Entries from a dataset:
§

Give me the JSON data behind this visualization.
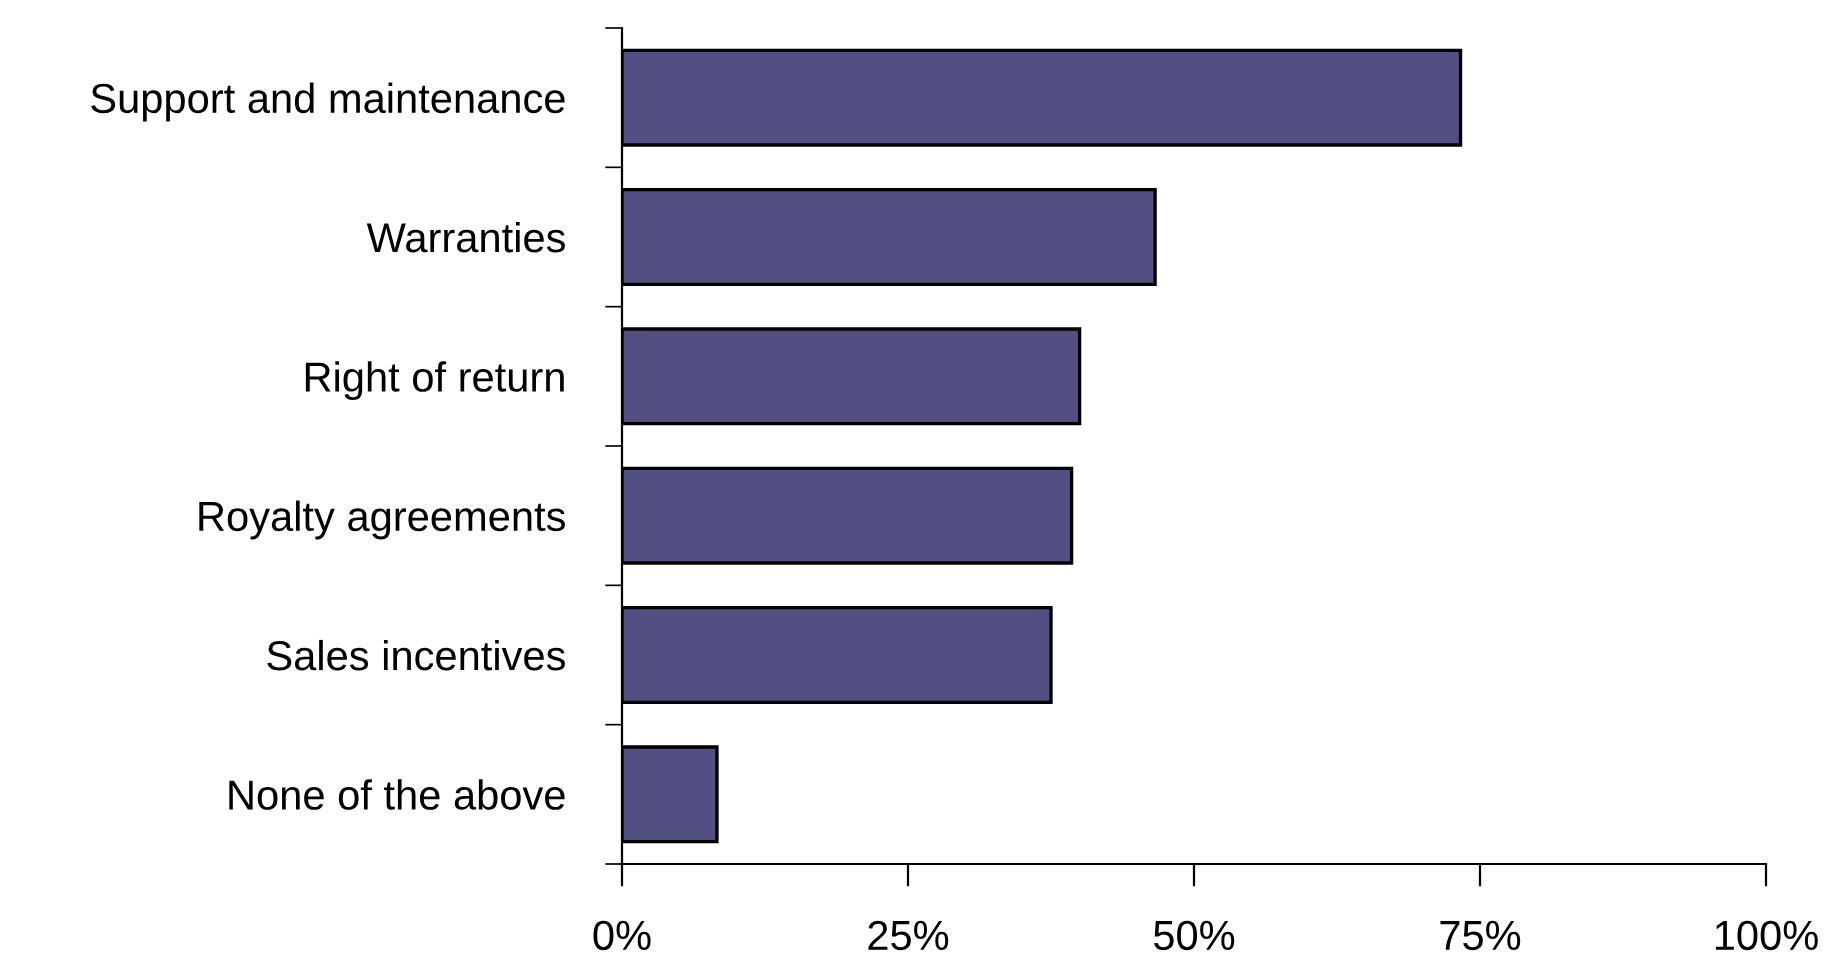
{
  "chart_data": {
    "type": "bar",
    "orientation": "horizontal",
    "categories": [
      "Support and maintenance",
      "Warranties",
      "Right of return",
      "Royalty agreements",
      "Sales incentives",
      "None of the above"
    ],
    "values": [
      73.3,
      46.6,
      40.0,
      39.3,
      37.5,
      8.3
    ],
    "color": "#524f82",
    "xlim": [
      0,
      100
    ],
    "xticks": [
      {
        "value": 0,
        "label": "0%"
      },
      {
        "value": 25,
        "label": "25%"
      },
      {
        "value": 50,
        "label": "50%"
      },
      {
        "value": 75,
        "label": "75%"
      },
      {
        "value": 100,
        "label": "100%"
      }
    ],
    "grid": false,
    "legend": false
  }
}
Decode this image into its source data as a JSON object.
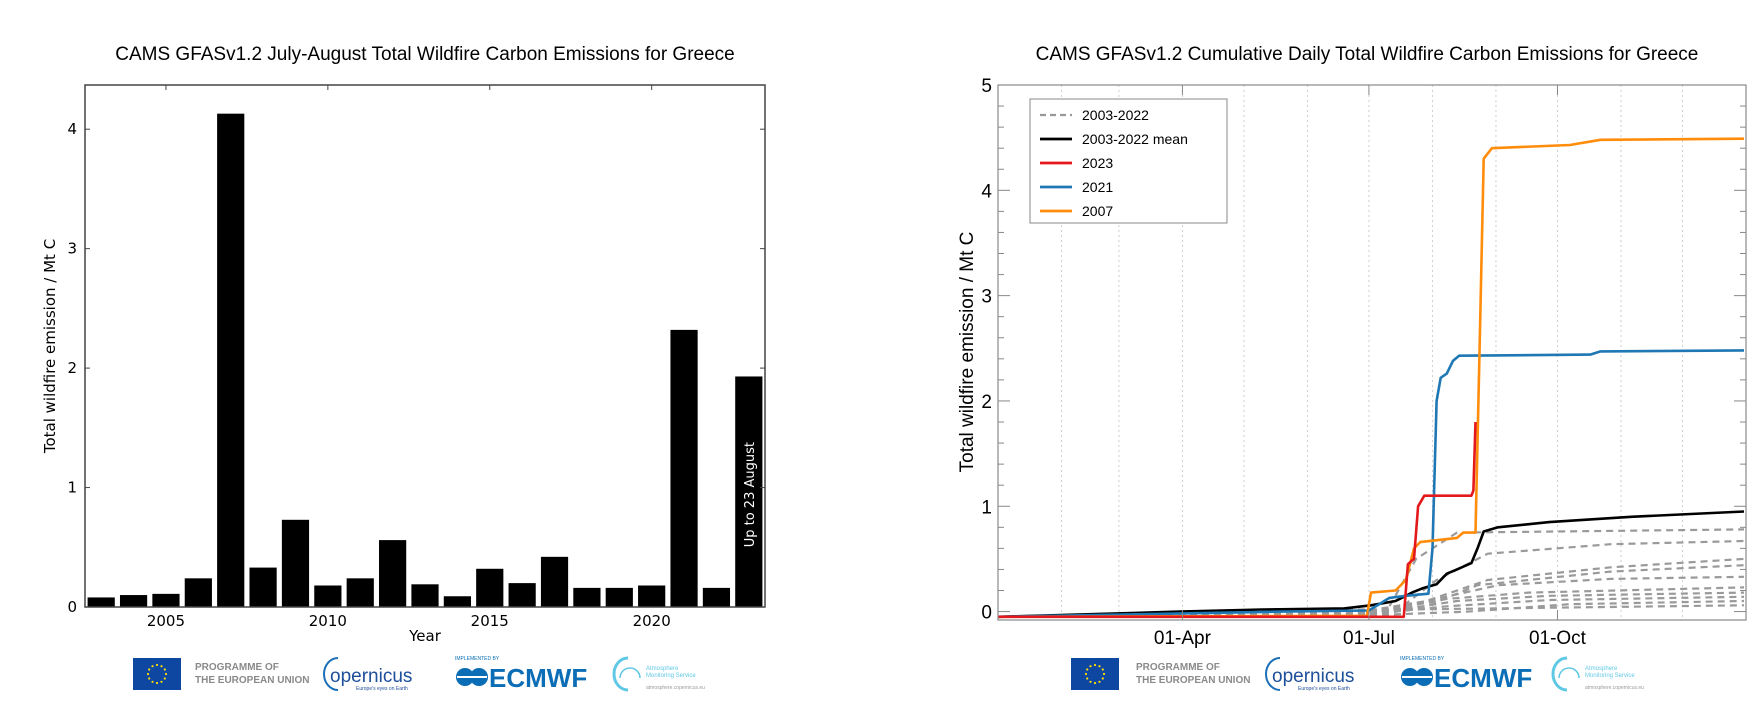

§

§ Requirements
The records above must be printed exactly; the pictures stay out.

§ Output of the task
Give me the JSON data behind this visualization.
{
  "chart_data": {
    "type": "bar",
    "orientation": "horizontal",
    "categories": [
      "Support and maintenance",
      "Warranties",
      "Right of return",
      "Royalty agreements",
      "Sales incentives",
      "None of the above"
    ],
    "values": [
      73.3,
      46.6,
      40.0,
      39.3,
      37.5,
      8.3
    ],
    "color": "#524f82",
    "xlim": [
      0,
      100
    ],
    "xticks": [
      {
        "value": 0,
        "label": "0%"
      },
      {
        "value": 25,
        "label": "25%"
      },
      {
        "value": 50,
        "label": "50%"
      },
      {
        "value": 75,
        "label": "75%"
      },
      {
        "value": 100,
        "label": "100%"
      }
    ],
    "grid": false,
    "legend": false
  }
}
Decode this image into its source data as a JSON object.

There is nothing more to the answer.